What to do =
Change every "bar-segment-mea" in the data to "bar-segment-middle-east-africa" and leave the rest of each line unchanged. Leave the pictures out of your answer.

##### Input rows

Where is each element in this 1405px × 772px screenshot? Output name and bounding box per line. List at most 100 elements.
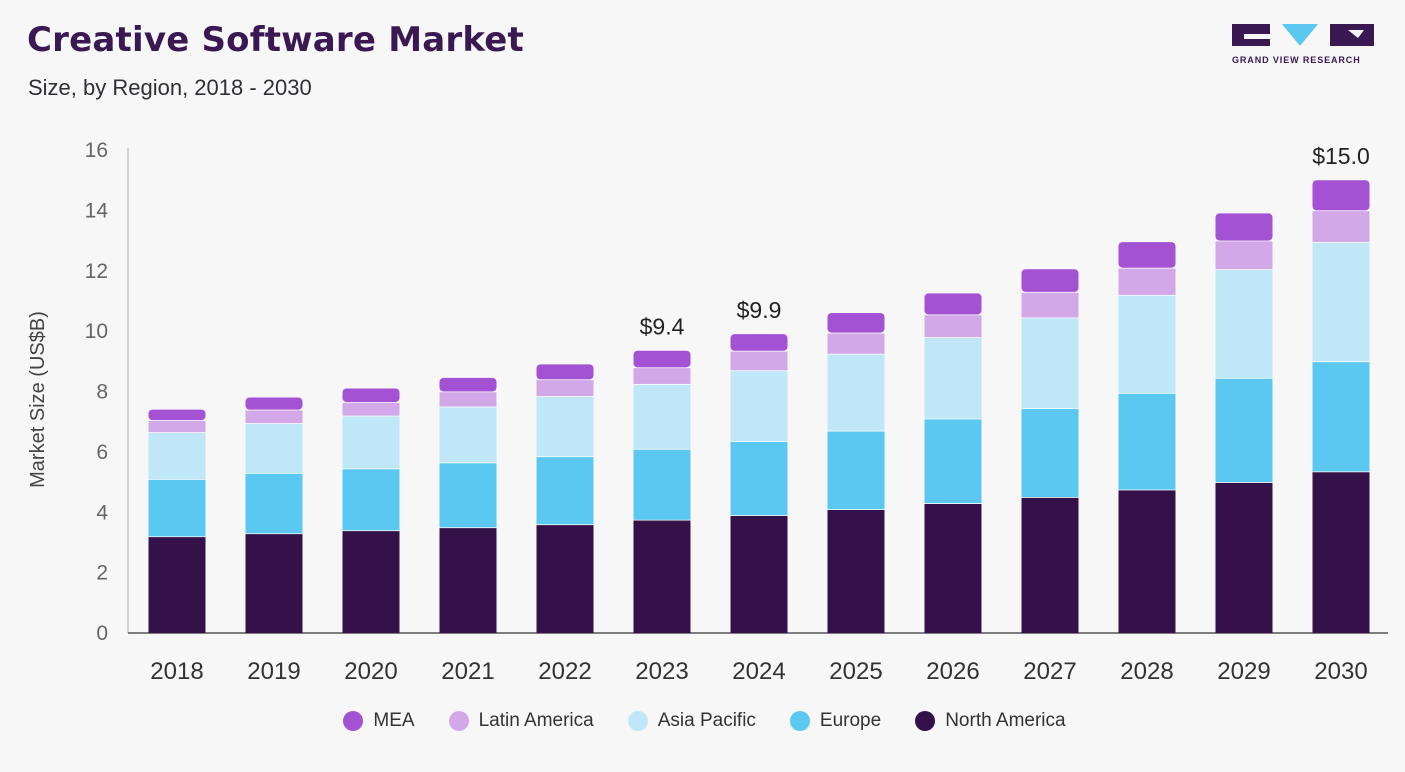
legend-swatch — [343, 711, 364, 731]
x-tick-label: 2023 — [635, 658, 688, 685]
bar-segment-north-america — [536, 524, 594, 633]
legend-label: Asia Pacific — [657, 710, 756, 731]
legend-label: North America — [945, 710, 1066, 731]
x-tick-label: 2022 — [538, 658, 591, 685]
bar-segment-north-america — [730, 515, 788, 633]
bar-segment-europe — [1312, 361, 1370, 472]
bar-segment-mea — [827, 313, 885, 333]
bar-segment-mea — [1021, 269, 1079, 292]
bar-segment-mea — [1215, 213, 1273, 241]
chart-title: Creative Software Market — [27, 20, 524, 60]
y-tick-label: 14 — [85, 199, 109, 222]
y-tick-label: 6 — [96, 441, 108, 464]
bar-segment-europe — [536, 456, 594, 525]
x-tick-label: 2026 — [926, 658, 979, 685]
y-axis-label: Market Size (US$B) — [27, 311, 49, 488]
bar-segment-north-america — [827, 509, 885, 633]
legend-item-north-america: North America — [911, 710, 1066, 732]
y-tick-label: 12 — [85, 260, 108, 283]
bar-segment-north-america — [633, 519, 691, 633]
bar-segment-asia-pacific — [1118, 294, 1176, 394]
bar-segment-europe — [148, 479, 206, 537]
bar-segment-north-america — [1118, 489, 1176, 633]
bar-segment-mea — [1118, 242, 1176, 268]
bar-segment-north-america — [342, 530, 400, 633]
legend-item-europe: Europe — [786, 710, 881, 732]
bar-segment-mea — [148, 409, 206, 421]
bar-segment-asia-pacific — [1021, 317, 1079, 409]
x-tick-label: 2030 — [1314, 658, 1367, 685]
bar-segment-asia-pacific — [924, 337, 982, 419]
bar-segment-latin-america — [1118, 267, 1176, 295]
bar-segment-asia-pacific — [730, 370, 788, 442]
y-tick-label: 16 — [85, 139, 108, 162]
bar-segment-latin-america — [924, 314, 982, 338]
bar-segment-mea — [439, 377, 497, 392]
bar-segment-asia-pacific — [827, 353, 885, 431]
bar-segment-mea — [1312, 180, 1370, 211]
legend-item-asia-pacific: Asia Pacific — [624, 710, 756, 732]
bar-segment-latin-america — [342, 402, 400, 416]
legend-item-mea: MEA — [339, 710, 415, 732]
x-tick-label: 2029 — [1217, 658, 1270, 685]
bar-segment-europe — [827, 430, 885, 510]
y-tick-label: 8 — [96, 381, 108, 404]
bar-segment-north-america — [439, 527, 497, 633]
bar-segment-mea — [245, 397, 303, 410]
bar-segment-asia-pacific — [245, 423, 303, 474]
bar-segment-mea — [342, 388, 400, 403]
bar-segment-latin-america — [633, 367, 691, 384]
bar-segment-latin-america — [1021, 291, 1079, 318]
bar-segment-north-america — [245, 533, 303, 633]
bar-segment-north-america — [924, 503, 982, 633]
bar-segment-asia-pacific — [536, 396, 594, 457]
bar-segment-asia-pacific — [1215, 269, 1273, 378]
grand-view-research-logo — [1232, 24, 1374, 46]
x-tick-label: 2019 — [247, 658, 300, 685]
legend-label: MEA — [373, 710, 415, 731]
bar-segment-europe — [342, 468, 400, 531]
bar-segment-latin-america — [1312, 210, 1370, 243]
bar-segment-asia-pacific — [342, 415, 400, 469]
data-label: $9.4 — [640, 314, 685, 340]
bar-segment-europe — [1118, 393, 1176, 490]
bar-segment-mea — [924, 293, 982, 315]
legend-label: Europe — [819, 710, 882, 731]
bar-segment-latin-america — [730, 350, 788, 371]
bar-segment-europe — [245, 473, 303, 534]
chart-legend: MEA Latin America Asia Pacific Europe North … — [0, 710, 1405, 732]
y-tick-label: 10 — [85, 320, 108, 343]
bar-segment-europe — [924, 418, 982, 504]
bar-segment-asia-pacific — [1312, 242, 1370, 362]
x-tick-label: 2028 — [1120, 658, 1173, 685]
bar-segment-latin-america — [245, 409, 303, 424]
bar-segment-latin-america — [439, 391, 497, 407]
x-tick-label: 2024 — [732, 658, 785, 685]
bar-segment-north-america — [148, 536, 206, 633]
legend-swatch — [915, 711, 936, 731]
bar-segment-north-america — [1312, 471, 1370, 633]
legend-swatch — [448, 711, 469, 731]
bar-segment-latin-america — [1215, 240, 1273, 270]
x-tick-label: 2025 — [829, 658, 882, 685]
bar-segment-north-america — [1215, 482, 1273, 633]
bar-segment-mea — [730, 334, 788, 351]
bar-segment-europe — [439, 462, 497, 528]
bar-segment-europe — [1021, 408, 1079, 498]
logo-text: GRAND VIEW RESEARCH — [1232, 55, 1361, 65]
legend-label: Latin America — [478, 710, 594, 731]
bar-segment-europe — [633, 448, 691, 520]
y-tick-label: 0 — [96, 622, 108, 645]
legend-item-latin-america: Latin America — [445, 710, 594, 732]
stacked-bar-chart: 0 2 4 6 8 10 12 14 16 Market Size (US$B) 2018 2019 2… — [27, 139, 1388, 685]
y-tick-label: 2 — [96, 562, 108, 585]
bar-segment-mea — [633, 350, 691, 368]
chart-subtitle: Size, by Region, 2018 - 2030 — [28, 75, 312, 100]
data-label: $9.9 — [737, 297, 782, 323]
x-tick-label: 2020 — [344, 658, 397, 685]
bar-segment-mea — [536, 364, 594, 380]
bar-segment-latin-america — [536, 379, 594, 397]
y-tick-label: 4 — [96, 501, 108, 524]
x-tick-label: 2027 — [1023, 658, 1076, 685]
bar-segment-europe — [730, 441, 788, 516]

##########

Task solution =
Where is each element in this 1405px × 772px screenshot? Output name and bounding box per line. List at most 100 elements.
legend-swatch — [343, 711, 364, 731]
x-tick-label: 2023 — [635, 658, 688, 685]
bar-segment-north-america — [536, 524, 594, 633]
legend-label: Asia Pacific — [657, 710, 756, 731]
legend-label: North America — [945, 710, 1066, 731]
x-tick-label: 2022 — [538, 658, 591, 685]
bar-segment-north-america — [730, 515, 788, 633]
bar-segment-europe — [1312, 361, 1370, 472]
bar-segment-middle-east-africa — [827, 313, 885, 333]
bar-segment-middle-east-africa — [1021, 269, 1079, 292]
bar-segment-middle-east-africa — [1215, 213, 1273, 241]
chart-title: Creative Software Market — [27, 20, 524, 60]
y-tick-label: 14 — [85, 199, 109, 222]
y-tick-label: 6 — [96, 441, 108, 464]
bar-segment-europe — [536, 456, 594, 525]
x-tick-label: 2026 — [926, 658, 979, 685]
y-axis-label: Market Size (US$B) — [27, 311, 49, 488]
bar-segment-north-america — [827, 509, 885, 633]
legend-item-north-america: North America — [911, 710, 1066, 732]
y-tick-label: 12 — [85, 260, 108, 283]
bar-segment-north-america — [633, 519, 691, 633]
bar-segment-asia-pacific — [1118, 294, 1176, 394]
bar-segment-europe — [148, 479, 206, 537]
bar-segment-north-america — [1118, 489, 1176, 633]
bar-segment-middle-east-africa — [1118, 242, 1176, 268]
bar-segment-north-america — [342, 530, 400, 633]
legend-item-europe: Europe — [786, 710, 881, 732]
bar-segment-middle-east-africa — [148, 409, 206, 421]
bar-segment-asia-pacific — [1021, 317, 1079, 409]
x-tick-label: 2030 — [1314, 658, 1367, 685]
bar-segment-asia-pacific — [924, 337, 982, 419]
bar-segment-latin-america — [1118, 267, 1176, 295]
bar-segment-asia-pacific — [730, 370, 788, 442]
y-tick-label: 16 — [85, 139, 108, 162]
bar-segment-latin-america — [924, 314, 982, 338]
bar-segment-middle-east-africa — [439, 377, 497, 392]
bar-segment-asia-pacific — [827, 353, 885, 431]
bar-segment-middle-east-africa — [1312, 180, 1370, 211]
legend-item-asia-pacific: Asia Pacific — [624, 710, 756, 732]
bar-segment-latin-america — [342, 402, 400, 416]
legend-item-mea: MEA — [339, 710, 415, 732]
x-tick-label: 2029 — [1217, 658, 1270, 685]
bar-segment-europe — [827, 430, 885, 510]
y-tick-label: 8 — [96, 381, 108, 404]
bar-segment-north-america — [439, 527, 497, 633]
bar-segment-middle-east-africa — [245, 397, 303, 410]
bar-segment-asia-pacific — [245, 423, 303, 474]
bar-segment-middle-east-africa — [342, 388, 400, 403]
bar-segment-latin-america — [633, 367, 691, 384]
bar-segment-latin-america — [1021, 291, 1079, 318]
bar-segment-north-america — [245, 533, 303, 633]
bar-segment-north-america — [924, 503, 982, 633]
bar-segment-asia-pacific — [536, 396, 594, 457]
bar-segment-asia-pacific — [1215, 269, 1273, 378]
grand-view-research-logo — [1232, 24, 1374, 46]
x-tick-label: 2019 — [247, 658, 300, 685]
legend-label: MEA — [373, 710, 415, 731]
bar-segment-europe — [342, 468, 400, 531]
bar-segment-latin-america — [1312, 210, 1370, 243]
bar-segment-asia-pacific — [342, 415, 400, 469]
data-label: $9.4 — [640, 314, 685, 340]
bar-segment-europe — [1118, 393, 1176, 490]
bar-segment-middle-east-africa — [924, 293, 982, 315]
legend-label: Europe — [819, 710, 882, 731]
bar-segment-latin-america — [730, 350, 788, 371]
bar-segment-europe — [245, 473, 303, 534]
chart-legend: MEA Latin America Asia Pacific Europe North … — [0, 710, 1405, 732]
y-tick-label: 10 — [85, 320, 108, 343]
bar-segment-europe — [924, 418, 982, 504]
bar-segment-asia-pacific — [1312, 242, 1370, 362]
x-tick-label: 2028 — [1120, 658, 1173, 685]
bar-segment-latin-america — [245, 409, 303, 424]
bar-segment-latin-america — [439, 391, 497, 407]
x-tick-label: 2024 — [732, 658, 785, 685]
bar-segment-north-america — [148, 536, 206, 633]
legend-swatch — [915, 711, 936, 731]
bar-segment-north-america — [1312, 471, 1370, 633]
legend-swatch — [448, 711, 469, 731]
bar-segment-latin-america — [1215, 240, 1273, 270]
x-tick-label: 2025 — [829, 658, 882, 685]
bar-segment-north-america — [1215, 482, 1273, 633]
bar-segment-middle-east-africa — [730, 334, 788, 351]
bar-segment-europe — [439, 462, 497, 528]
bar-segment-europe — [1021, 408, 1079, 498]
logo-text: GRAND VIEW RESEARCH — [1232, 55, 1361, 65]
legend-label: Latin America — [478, 710, 594, 731]
bar-segment-europe — [633, 448, 691, 520]
y-tick-label: 0 — [96, 622, 108, 645]
legend-item-latin-america: Latin America — [445, 710, 594, 732]
stacked-bar-chart: 0 2 4 6 8 10 12 14 16 Market Size (US$B) 2018 2019 2… — [27, 139, 1388, 685]
y-tick-label: 2 — [96, 562, 108, 585]
bar-segment-middle-east-africa — [633, 350, 691, 368]
chart-subtitle: Size, by Region, 2018 - 2030 — [28, 75, 312, 100]
data-label: $9.9 — [737, 297, 782, 323]
x-tick-label: 2020 — [344, 658, 397, 685]
bar-segment-middle-east-africa — [536, 364, 594, 380]
bar-segment-latin-america — [536, 379, 594, 397]
y-tick-label: 4 — [96, 501, 108, 524]
x-tick-label: 2027 — [1023, 658, 1076, 685]
bar-segment-europe — [730, 441, 788, 516]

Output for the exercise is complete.